EXERCISE REQUIREMENTS:
Would you quote every entry exactly, dropping only the pictures?

═════ DATASET RECORDS

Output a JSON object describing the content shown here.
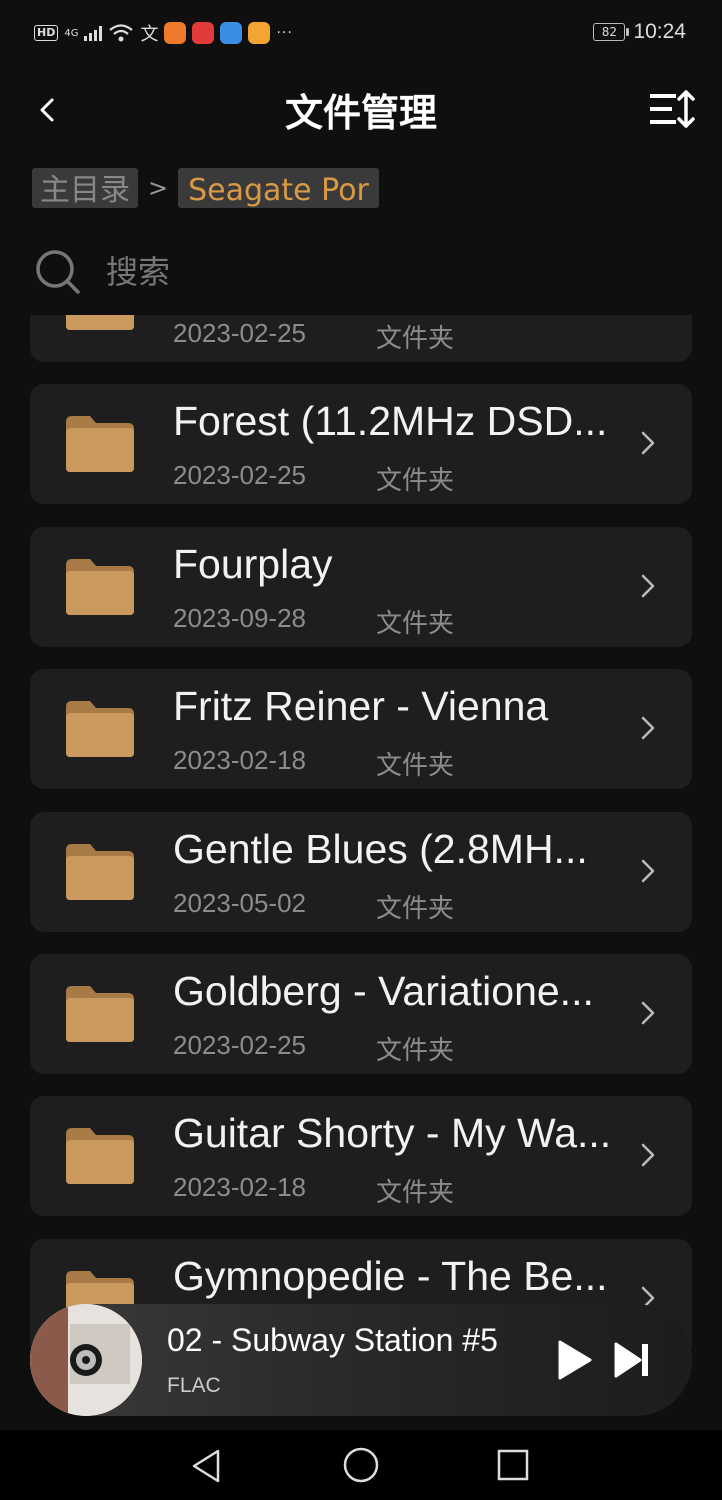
{
  "status": {
    "network": "4G",
    "battery": "82",
    "time": "10:24"
  },
  "header": {
    "title": "文件管理"
  },
  "breadcrumb": {
    "root": "主目录",
    "separator": ">",
    "current": "Seagate Por"
  },
  "search": {
    "placeholder": "搜索"
  },
  "folders": [
    {
      "name": "",
      "date": "2023-02-25",
      "kind": "文件夹"
    },
    {
      "name": "Forest (11.2MHz DSD...",
      "date": "2023-02-25",
      "kind": "文件夹"
    },
    {
      "name": "Fourplay",
      "date": "2023-09-28",
      "kind": "文件夹"
    },
    {
      "name": "Fritz Reiner - Vienna",
      "date": "2023-02-18",
      "kind": "文件夹"
    },
    {
      "name": "Gentle Blues (2.8MH...",
      "date": "2023-05-02",
      "kind": "文件夹"
    },
    {
      "name": "Goldberg - Variatione...",
      "date": "2023-02-25",
      "kind": "文件夹"
    },
    {
      "name": "Guitar Shorty - My Wa...",
      "date": "2023-02-18",
      "kind": "文件夹"
    },
    {
      "name": "Gymnopedie - The Be...",
      "date": "",
      "kind": ""
    }
  ],
  "player": {
    "track": "02 - Subway Station #5",
    "format": "FLAC"
  },
  "colors": {
    "accent": "#d99a45",
    "folder": "#c9995e",
    "card": "#1e1e1e",
    "background": "#0f0f0f"
  }
}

══════════

TASK RESPONSE:
Output a JSON object describing the content shown here.
{
  "status": {
    "network": "4G",
    "battery": "82",
    "time": "10:24"
  },
  "header": {
    "title": "文件管理"
  },
  "breadcrumb": {
    "root": "主目录",
    "separator": ">",
    "current": "Seagate Por"
  },
  "search": {
    "placeholder": "搜索"
  },
  "folders": [
    {
      "name": "",
      "date": "2023-02-25",
      "kind": "文件夹"
    },
    {
      "name": "Forest (11.2MHz DSD...",
      "date": "2023-02-25",
      "kind": "文件夹"
    },
    {
      "name": "Fourplay",
      "date": "2023-09-28",
      "kind": "文件夹"
    },
    {
      "name": "Fritz Reiner - Vienna",
      "date": "2023-02-18",
      "kind": "文件夹"
    },
    {
      "name": "Gentle Blues (2.8MH...",
      "date": "2023-05-02",
      "kind": "文件夹"
    },
    {
      "name": "Goldberg - Variatione...",
      "date": "2023-02-25",
      "kind": "文件夹"
    },
    {
      "name": "Guitar Shorty - My Wa...",
      "date": "2023-02-18",
      "kind": "文件夹"
    },
    {
      "name": "Gymnopedie - The Be...",
      "date": "",
      "kind": ""
    }
  ],
  "player": {
    "track": "02 - Subway Station #5",
    "format": "FLAC"
  },
  "colors": {
    "accent": "#d99a45",
    "folder": "#c9995e",
    "card": "#1e1e1e",
    "background": "#0f0f0f"
  }
}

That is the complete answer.